• **Challenge**
Change "interactable" to "clickable" in the rows between the line holding "category-option-goods-service: کالا/خدمت (433, 258, 481, 271)" and the line holding "page-header: جزئیات اطلاعات", inclusive. Return only those rows, with everything else in them left unchanged.

>> begin Material supplied

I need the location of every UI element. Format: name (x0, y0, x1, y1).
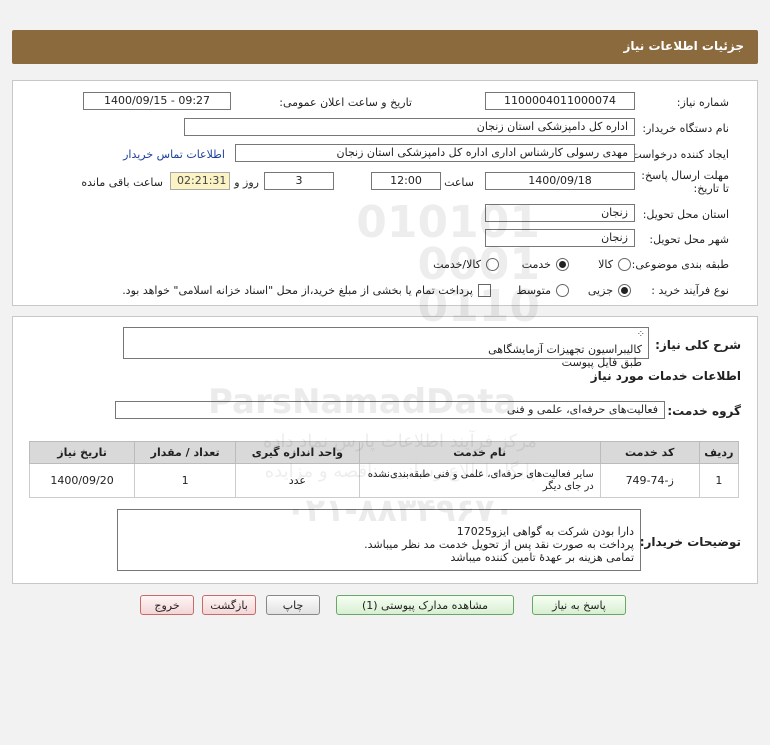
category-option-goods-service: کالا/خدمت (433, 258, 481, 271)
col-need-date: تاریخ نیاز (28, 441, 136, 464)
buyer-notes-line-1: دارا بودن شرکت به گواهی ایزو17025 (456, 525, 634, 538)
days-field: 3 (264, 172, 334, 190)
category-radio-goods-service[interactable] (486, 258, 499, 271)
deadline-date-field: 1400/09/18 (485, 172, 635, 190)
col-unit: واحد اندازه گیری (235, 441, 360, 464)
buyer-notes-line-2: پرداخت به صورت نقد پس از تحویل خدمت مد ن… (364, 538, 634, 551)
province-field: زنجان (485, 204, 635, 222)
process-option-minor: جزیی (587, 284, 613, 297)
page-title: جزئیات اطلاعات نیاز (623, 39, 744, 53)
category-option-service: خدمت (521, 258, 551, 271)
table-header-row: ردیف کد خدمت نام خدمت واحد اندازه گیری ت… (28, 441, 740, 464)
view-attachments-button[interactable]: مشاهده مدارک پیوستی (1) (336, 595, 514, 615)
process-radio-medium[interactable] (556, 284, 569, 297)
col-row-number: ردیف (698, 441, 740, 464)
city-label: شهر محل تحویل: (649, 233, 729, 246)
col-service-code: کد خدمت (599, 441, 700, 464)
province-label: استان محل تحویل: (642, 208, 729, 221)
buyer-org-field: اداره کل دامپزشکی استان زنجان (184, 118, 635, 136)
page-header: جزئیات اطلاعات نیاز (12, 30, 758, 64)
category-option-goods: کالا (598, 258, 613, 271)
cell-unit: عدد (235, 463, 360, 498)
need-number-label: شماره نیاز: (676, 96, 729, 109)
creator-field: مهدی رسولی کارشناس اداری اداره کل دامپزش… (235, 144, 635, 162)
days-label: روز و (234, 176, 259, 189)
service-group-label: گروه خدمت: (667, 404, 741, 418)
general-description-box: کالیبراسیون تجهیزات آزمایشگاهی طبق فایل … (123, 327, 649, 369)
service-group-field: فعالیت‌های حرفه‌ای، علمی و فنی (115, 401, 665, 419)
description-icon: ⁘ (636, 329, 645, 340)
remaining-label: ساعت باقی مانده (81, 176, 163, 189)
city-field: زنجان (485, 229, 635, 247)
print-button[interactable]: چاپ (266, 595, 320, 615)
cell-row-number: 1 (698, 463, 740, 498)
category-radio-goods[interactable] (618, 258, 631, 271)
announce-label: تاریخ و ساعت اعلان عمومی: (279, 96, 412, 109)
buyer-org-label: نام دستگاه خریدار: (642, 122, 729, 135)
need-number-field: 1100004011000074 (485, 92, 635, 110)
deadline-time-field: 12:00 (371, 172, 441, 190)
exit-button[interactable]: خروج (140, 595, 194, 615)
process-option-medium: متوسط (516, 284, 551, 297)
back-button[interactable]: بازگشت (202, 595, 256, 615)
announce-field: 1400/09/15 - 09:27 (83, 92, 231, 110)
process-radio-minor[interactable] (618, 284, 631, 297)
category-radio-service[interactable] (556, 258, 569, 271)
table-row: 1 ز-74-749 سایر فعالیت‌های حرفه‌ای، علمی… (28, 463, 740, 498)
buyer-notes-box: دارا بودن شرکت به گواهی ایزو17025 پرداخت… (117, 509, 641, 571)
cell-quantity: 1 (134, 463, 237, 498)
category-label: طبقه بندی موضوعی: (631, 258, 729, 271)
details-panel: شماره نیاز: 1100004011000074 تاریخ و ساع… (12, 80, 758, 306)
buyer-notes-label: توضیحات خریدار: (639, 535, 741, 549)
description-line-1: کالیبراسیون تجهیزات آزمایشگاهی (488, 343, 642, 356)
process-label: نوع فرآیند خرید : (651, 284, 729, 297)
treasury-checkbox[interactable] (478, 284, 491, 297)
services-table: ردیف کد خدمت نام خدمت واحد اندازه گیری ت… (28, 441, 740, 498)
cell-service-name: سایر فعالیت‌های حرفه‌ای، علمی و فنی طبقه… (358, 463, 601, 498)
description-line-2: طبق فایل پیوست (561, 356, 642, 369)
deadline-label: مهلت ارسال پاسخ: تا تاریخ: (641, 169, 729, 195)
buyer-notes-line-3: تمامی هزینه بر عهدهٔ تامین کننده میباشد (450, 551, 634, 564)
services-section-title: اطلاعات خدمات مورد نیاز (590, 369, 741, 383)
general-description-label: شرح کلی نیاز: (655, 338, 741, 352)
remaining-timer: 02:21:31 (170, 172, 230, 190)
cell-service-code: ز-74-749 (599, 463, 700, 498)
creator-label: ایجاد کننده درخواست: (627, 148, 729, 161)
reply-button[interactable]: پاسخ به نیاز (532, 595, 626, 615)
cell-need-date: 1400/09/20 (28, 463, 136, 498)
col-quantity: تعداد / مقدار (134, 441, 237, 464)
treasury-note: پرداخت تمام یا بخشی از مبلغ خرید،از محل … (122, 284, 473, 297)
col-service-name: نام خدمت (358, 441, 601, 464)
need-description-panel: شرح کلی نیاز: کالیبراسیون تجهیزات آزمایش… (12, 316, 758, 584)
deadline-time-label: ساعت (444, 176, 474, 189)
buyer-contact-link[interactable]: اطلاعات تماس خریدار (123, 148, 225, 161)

>> end Material supplied

• **Right answer**
category-option-goods-service: کالا/خدمت (433, 258, 481, 271)
col-need-date: تاریخ نیاز (28, 441, 136, 464)
buyer-notes-line-1: دارا بودن شرکت به گواهی ایزو17025 (456, 525, 634, 538)
days-field: 3 (264, 172, 334, 190)
category-radio-goods-service[clickable] (486, 258, 499, 271)
deadline-date-field: 1400/09/18 (485, 172, 635, 190)
col-unit: واحد اندازه گیری (235, 441, 360, 464)
buyer-notes-line-2: پرداخت به صورت نقد پس از تحویل خدمت مد ن… (364, 538, 634, 551)
province-field: زنجان (485, 204, 635, 222)
process-option-minor: جزیی (587, 284, 613, 297)
page-title: جزئیات اطلاعات نیاز (623, 39, 744, 53)
category-option-service: خدمت (521, 258, 551, 271)
table-header-row: ردیف کد خدمت نام خدمت واحد اندازه گیری ت… (28, 441, 740, 464)
view-attachments-button[clickable]: مشاهده مدارک پیوستی (1) (336, 595, 514, 615)
process-radio-medium[clickable] (556, 284, 569, 297)
col-row-number: ردیف (698, 441, 740, 464)
city-label: شهر محل تحویل: (649, 233, 729, 246)
col-service-code: کد خدمت (599, 441, 700, 464)
province-label: استان محل تحویل: (642, 208, 729, 221)
buyer-org-field: اداره کل دامپزشکی استان زنجان (184, 118, 635, 136)
page-header: جزئیات اطلاعات نیاز (12, 30, 758, 64)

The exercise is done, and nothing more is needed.